Excerpt from a dataset:
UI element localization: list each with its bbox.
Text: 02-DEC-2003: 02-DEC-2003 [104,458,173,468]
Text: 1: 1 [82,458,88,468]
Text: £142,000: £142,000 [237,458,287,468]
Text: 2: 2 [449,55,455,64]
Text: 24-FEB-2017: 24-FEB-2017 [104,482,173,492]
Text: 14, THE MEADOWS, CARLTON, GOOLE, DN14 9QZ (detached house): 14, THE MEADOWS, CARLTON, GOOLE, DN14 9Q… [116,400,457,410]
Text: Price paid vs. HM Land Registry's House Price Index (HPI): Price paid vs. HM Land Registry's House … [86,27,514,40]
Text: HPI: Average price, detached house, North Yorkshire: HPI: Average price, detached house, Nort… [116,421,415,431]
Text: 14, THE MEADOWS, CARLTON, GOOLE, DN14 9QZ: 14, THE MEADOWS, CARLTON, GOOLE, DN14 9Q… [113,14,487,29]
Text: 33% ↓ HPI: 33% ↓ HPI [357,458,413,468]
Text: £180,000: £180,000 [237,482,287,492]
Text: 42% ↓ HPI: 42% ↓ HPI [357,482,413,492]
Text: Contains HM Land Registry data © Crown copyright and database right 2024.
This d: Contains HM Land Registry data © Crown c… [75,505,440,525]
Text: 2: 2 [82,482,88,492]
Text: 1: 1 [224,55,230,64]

## WORK REQUIRED
Arrange every line of the records above as a Markdown table with the columns "Row" and "Line," numbering the rows and omitting blank lines.

## SOLUTION TO THE EXERCISE
| Row | Line |
|---|---|
| 1 | UI element localization: list each with its bbox. |
| 2 | Text: 02-DEC-2003: 02-DEC-2003 [104,458,173,468] |
| 3 | Text: 1: 1 [82,458,88,468] |
| 4 | Text: £142,000: £142,000 [237,458,287,468] |
| 5 | Text: 2: 2 [449,55,455,64] |
| 6 | Text: 24-FEB-2017: 24-FEB-2017 [104,482,173,492] |
| 7 | Text: 14, THE MEADOWS, CARLTON, GOOLE, DN14 9QZ (detached house): 14, THE MEADOWS, CARLTON, GOOLE, DN14 9Q… [116,400,457,410] |
| 8 | Text: Price paid vs. HM Land Registry's House Price Index (HPI): Price paid vs. HM Land Registry's House … [86,27,514,40] |
| 9 | Text: HPI: Average price, detached house, North Yorkshire: HPI: Average price, detached house, Nort… [116,421,415,431] |
| 10 | Text: 14, THE MEADOWS, CARLTON, GOOLE, DN14 9QZ: 14, THE MEADOWS, CARLTON, GOOLE, DN14 9Q… [113,14,487,29] |
| 11 | Text: 33% ↓ HPI: 33% ↓ HPI [357,458,413,468] |
| 12 | Text: £180,000: £180,000 [237,482,287,492] |
| 13 | Text: 42% ↓ HPI: 42% ↓ HPI [357,482,413,492] |
| 14 | Text: Contains HM Land Registry data © Crown copyright and database right 2024. |
| 15 | This d: Contains HM Land Registry data © Crown c… [75,505,440,525] |
| 16 | Text: 2: 2 [82,482,88,492] |
| 17 | Text: 1: 1 [224,55,230,64] |